--- DO THIS ---
Only lines with the word "precious" are needed; collect each of them from the listing below.

Data listing:
※ ※ ※

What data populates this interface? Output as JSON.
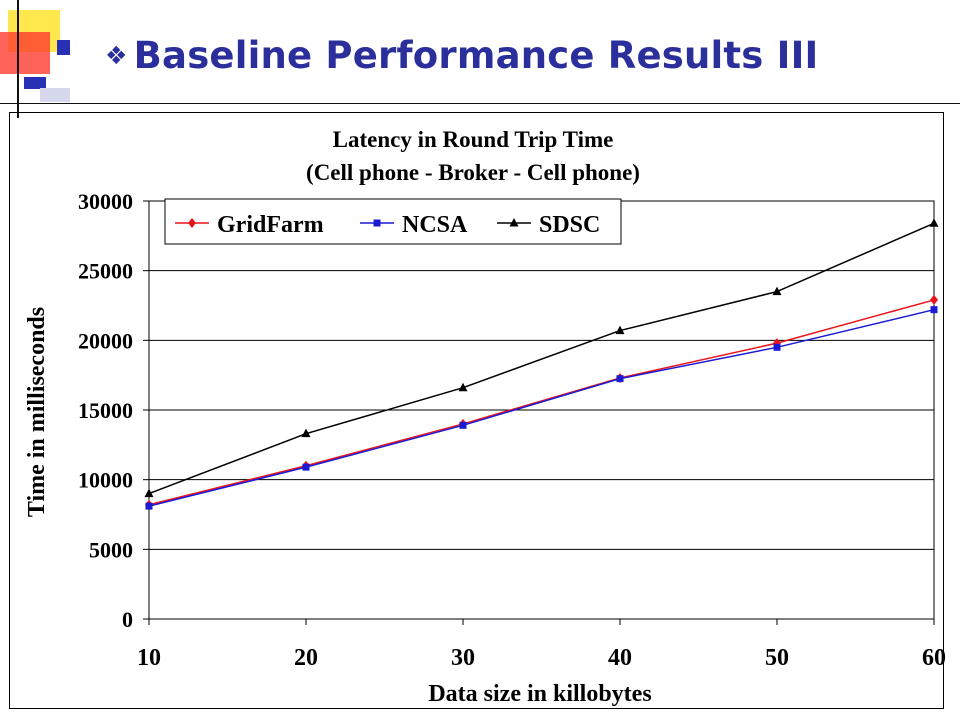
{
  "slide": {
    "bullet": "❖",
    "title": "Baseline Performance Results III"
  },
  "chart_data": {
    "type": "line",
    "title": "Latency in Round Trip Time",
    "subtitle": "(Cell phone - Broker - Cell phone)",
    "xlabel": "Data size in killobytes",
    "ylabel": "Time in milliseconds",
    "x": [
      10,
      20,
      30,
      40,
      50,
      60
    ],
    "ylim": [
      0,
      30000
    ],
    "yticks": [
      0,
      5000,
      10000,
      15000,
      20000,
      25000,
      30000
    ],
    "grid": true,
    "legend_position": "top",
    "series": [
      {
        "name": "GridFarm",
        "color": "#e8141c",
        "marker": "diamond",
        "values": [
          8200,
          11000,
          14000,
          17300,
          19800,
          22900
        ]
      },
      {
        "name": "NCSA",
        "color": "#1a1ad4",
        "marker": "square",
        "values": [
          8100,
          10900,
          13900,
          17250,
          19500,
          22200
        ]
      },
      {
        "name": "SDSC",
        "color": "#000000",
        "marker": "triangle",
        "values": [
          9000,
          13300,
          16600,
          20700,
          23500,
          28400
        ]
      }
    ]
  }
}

※ ※ ※

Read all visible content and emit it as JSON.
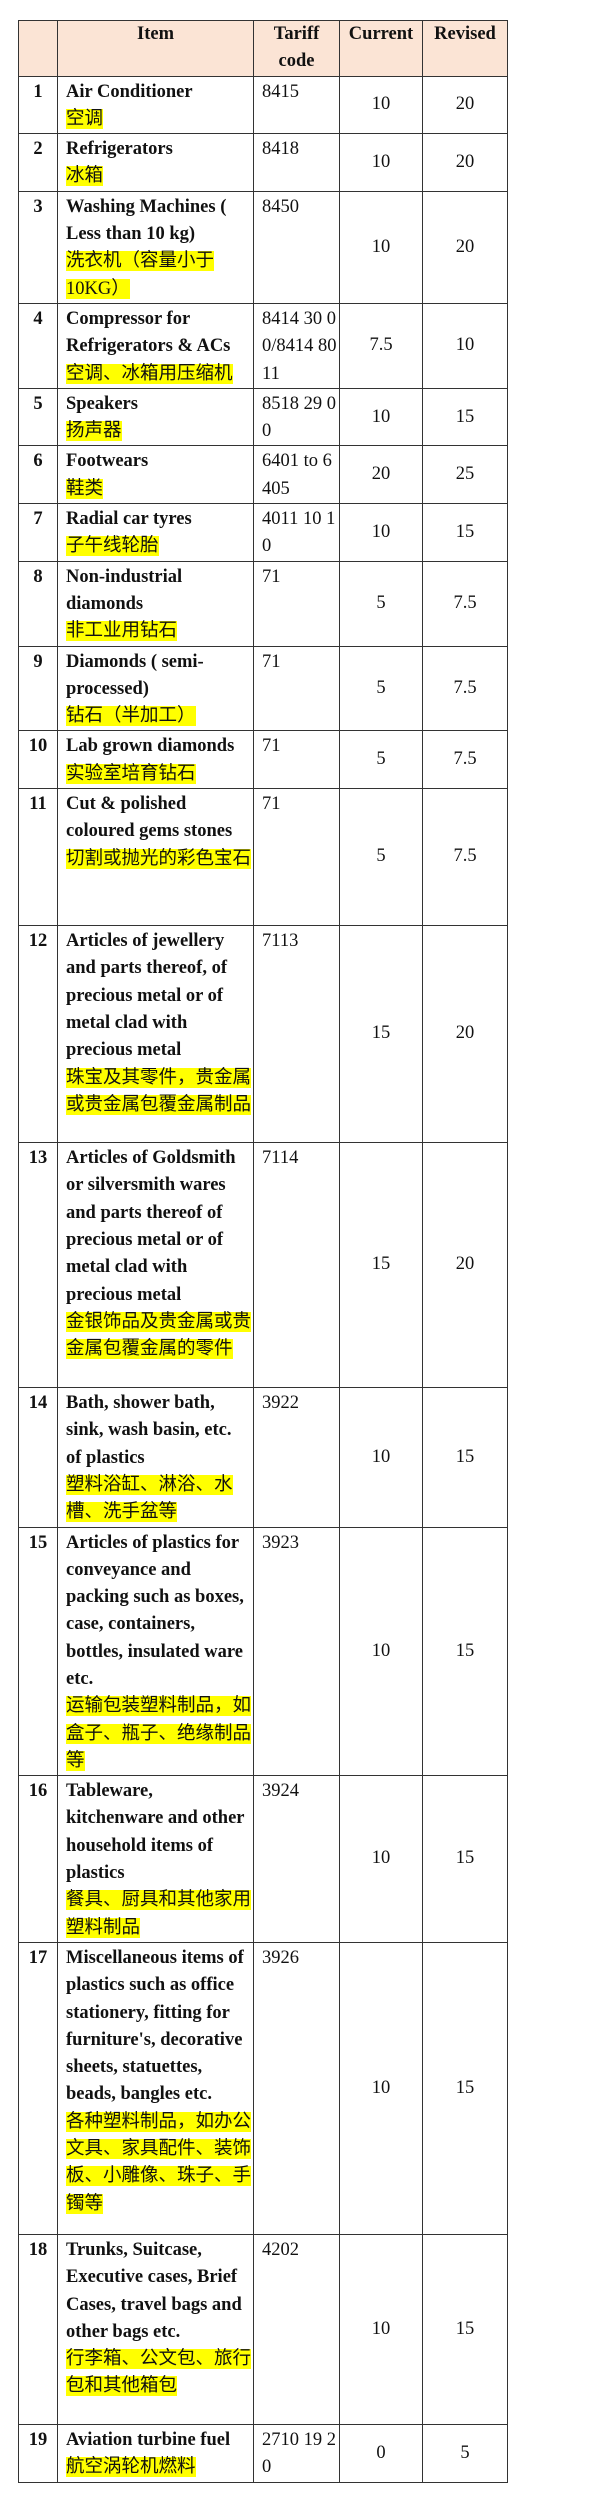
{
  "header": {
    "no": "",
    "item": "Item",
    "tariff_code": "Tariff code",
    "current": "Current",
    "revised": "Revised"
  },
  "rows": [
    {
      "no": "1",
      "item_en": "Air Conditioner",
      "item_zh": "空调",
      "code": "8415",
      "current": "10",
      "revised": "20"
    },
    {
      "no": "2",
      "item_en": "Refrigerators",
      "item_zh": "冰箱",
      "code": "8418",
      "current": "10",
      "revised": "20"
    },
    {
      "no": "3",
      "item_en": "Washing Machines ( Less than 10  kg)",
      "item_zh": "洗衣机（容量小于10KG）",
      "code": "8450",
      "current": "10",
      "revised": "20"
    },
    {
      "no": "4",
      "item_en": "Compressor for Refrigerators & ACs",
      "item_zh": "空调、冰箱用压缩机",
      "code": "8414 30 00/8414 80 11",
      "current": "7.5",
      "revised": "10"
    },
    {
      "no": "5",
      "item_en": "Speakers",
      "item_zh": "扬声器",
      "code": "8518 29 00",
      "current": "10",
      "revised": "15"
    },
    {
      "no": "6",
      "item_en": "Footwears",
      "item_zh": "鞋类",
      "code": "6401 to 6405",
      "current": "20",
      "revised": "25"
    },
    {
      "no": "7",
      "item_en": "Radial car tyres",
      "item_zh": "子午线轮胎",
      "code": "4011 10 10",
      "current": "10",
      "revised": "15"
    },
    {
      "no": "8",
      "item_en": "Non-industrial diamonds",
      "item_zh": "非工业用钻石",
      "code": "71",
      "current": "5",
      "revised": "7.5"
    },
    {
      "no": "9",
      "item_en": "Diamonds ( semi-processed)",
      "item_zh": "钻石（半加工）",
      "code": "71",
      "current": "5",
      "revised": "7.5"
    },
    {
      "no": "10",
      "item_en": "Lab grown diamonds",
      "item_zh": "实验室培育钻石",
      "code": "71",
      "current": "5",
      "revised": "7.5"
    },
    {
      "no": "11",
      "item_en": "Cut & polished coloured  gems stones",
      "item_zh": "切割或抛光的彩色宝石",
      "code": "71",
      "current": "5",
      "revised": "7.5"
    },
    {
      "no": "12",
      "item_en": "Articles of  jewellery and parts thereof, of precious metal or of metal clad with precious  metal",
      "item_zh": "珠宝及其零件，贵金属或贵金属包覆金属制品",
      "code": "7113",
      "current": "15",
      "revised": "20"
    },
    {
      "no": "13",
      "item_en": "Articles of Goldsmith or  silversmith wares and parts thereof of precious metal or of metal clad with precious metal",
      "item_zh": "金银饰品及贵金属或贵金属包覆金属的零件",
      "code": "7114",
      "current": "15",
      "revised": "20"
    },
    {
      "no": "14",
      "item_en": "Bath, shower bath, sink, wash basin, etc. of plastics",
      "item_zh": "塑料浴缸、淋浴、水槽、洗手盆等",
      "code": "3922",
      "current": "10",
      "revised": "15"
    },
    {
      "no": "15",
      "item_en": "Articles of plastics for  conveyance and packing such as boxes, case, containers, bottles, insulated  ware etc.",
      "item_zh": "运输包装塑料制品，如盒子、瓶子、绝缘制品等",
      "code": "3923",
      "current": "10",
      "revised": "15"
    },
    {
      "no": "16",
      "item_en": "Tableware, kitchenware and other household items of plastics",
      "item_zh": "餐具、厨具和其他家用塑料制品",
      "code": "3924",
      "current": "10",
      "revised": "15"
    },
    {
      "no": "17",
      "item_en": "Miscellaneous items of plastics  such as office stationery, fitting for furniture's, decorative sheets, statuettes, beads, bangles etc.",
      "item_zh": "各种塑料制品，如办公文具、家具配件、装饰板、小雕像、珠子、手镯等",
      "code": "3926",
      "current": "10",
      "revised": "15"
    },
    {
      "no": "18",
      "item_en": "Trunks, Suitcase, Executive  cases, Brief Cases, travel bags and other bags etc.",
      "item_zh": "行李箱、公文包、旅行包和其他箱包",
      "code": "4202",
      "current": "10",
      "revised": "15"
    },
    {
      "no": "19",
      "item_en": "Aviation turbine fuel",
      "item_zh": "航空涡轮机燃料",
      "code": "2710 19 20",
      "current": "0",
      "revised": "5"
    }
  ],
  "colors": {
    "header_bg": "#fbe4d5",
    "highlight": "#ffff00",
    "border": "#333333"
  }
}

※ ※ ※

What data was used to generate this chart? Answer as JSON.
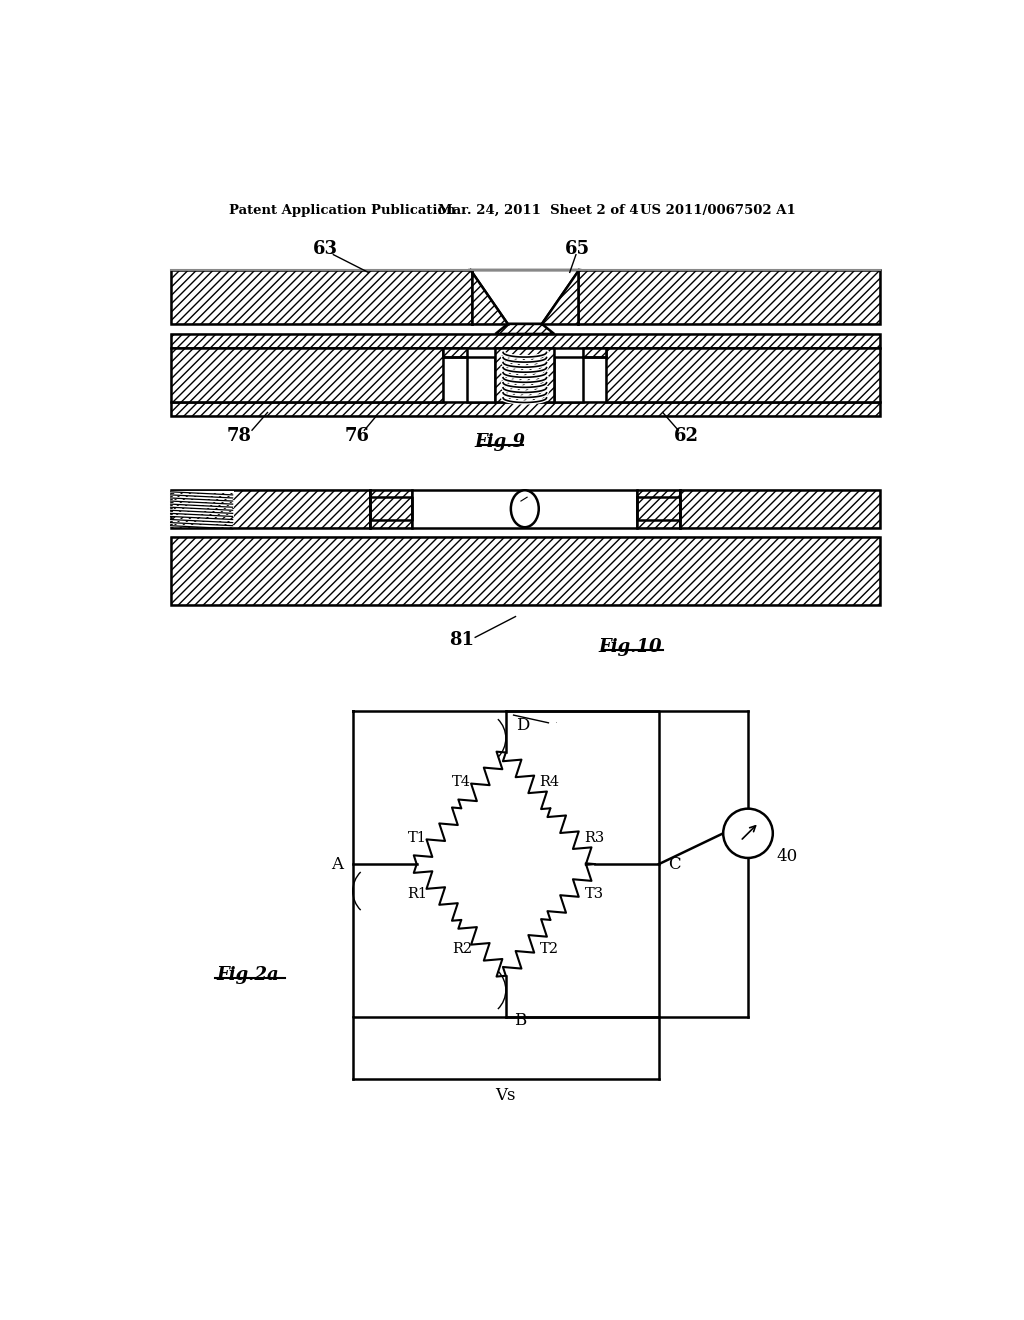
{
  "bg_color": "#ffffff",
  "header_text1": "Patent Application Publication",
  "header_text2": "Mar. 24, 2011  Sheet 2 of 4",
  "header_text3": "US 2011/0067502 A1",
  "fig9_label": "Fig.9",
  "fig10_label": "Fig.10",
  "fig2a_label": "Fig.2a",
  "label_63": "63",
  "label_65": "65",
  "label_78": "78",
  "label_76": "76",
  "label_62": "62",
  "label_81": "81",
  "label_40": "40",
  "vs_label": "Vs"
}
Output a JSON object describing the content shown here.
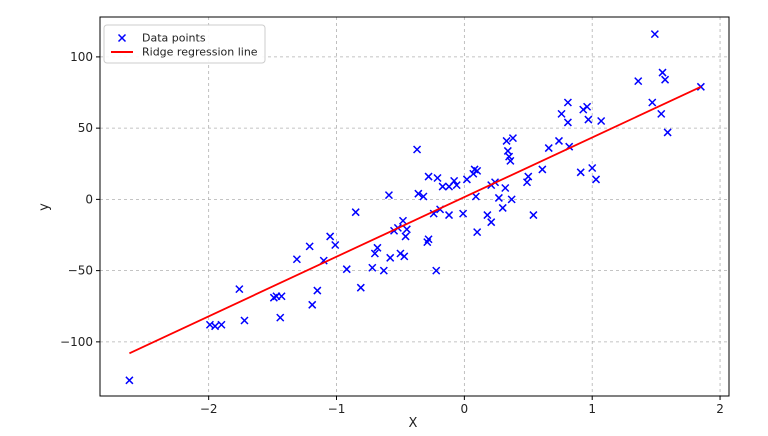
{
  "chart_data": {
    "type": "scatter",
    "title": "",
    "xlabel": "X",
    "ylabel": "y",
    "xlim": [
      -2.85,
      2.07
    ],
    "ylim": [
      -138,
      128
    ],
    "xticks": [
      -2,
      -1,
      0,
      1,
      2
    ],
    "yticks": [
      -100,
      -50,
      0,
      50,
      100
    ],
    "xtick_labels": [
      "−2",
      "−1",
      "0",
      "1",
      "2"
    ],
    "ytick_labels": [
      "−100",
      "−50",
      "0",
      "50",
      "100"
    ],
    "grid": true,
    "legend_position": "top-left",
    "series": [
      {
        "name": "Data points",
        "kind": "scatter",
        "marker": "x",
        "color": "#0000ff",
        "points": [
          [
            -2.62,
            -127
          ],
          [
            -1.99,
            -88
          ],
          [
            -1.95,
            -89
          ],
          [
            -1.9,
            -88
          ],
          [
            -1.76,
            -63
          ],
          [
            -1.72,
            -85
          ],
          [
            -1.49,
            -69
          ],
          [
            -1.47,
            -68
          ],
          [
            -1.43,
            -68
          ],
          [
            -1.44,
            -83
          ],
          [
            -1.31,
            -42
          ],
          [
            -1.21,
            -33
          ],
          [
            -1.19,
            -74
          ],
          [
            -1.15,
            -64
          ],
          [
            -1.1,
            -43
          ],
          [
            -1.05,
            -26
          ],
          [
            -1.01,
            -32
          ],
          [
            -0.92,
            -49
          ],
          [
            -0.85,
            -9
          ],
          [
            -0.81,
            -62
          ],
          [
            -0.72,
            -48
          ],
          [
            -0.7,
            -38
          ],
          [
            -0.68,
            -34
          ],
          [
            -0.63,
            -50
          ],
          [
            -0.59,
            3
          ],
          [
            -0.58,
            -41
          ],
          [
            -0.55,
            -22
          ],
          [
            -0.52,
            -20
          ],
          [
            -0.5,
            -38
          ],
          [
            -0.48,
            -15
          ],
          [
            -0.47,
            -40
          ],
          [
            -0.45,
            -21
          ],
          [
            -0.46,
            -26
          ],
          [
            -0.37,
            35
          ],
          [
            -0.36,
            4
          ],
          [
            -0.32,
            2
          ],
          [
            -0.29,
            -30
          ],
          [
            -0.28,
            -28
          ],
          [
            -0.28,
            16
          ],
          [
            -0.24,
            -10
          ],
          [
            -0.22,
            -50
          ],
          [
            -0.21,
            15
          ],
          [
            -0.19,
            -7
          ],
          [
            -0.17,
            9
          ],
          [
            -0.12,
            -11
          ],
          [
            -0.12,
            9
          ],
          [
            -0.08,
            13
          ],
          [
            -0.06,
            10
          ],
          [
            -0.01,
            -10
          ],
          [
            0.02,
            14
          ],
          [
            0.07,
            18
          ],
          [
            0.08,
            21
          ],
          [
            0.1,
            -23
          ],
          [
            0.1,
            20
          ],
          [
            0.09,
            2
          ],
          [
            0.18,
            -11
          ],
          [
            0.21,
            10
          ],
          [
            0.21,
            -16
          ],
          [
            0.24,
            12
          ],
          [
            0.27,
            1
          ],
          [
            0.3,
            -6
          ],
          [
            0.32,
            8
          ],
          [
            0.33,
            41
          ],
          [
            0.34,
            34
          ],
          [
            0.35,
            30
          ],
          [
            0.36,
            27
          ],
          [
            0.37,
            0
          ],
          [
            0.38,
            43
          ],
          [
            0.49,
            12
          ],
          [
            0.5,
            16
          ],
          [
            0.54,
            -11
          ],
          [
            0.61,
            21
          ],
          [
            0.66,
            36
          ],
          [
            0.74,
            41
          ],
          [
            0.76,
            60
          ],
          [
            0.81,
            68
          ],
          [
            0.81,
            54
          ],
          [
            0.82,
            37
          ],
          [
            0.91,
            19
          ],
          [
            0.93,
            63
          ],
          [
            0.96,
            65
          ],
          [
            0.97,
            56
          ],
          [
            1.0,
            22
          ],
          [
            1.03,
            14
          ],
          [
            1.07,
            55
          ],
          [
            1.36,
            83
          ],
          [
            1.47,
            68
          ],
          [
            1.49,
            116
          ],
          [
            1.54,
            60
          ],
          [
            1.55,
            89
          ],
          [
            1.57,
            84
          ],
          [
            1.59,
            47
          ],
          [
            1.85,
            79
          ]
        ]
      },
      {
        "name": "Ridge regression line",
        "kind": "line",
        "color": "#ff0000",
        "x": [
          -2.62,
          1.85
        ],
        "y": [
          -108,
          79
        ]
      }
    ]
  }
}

※ ※ ※

--- FINAL RESULT ---
      "item_en": "Articles of  jewellery and parts thereof, of precious metal or of metal clad with precious  metal",
      "item_en": "Articles of Goldsmith or  silversmith wares and parts thereof of precious metal or of metal clad with precious metal",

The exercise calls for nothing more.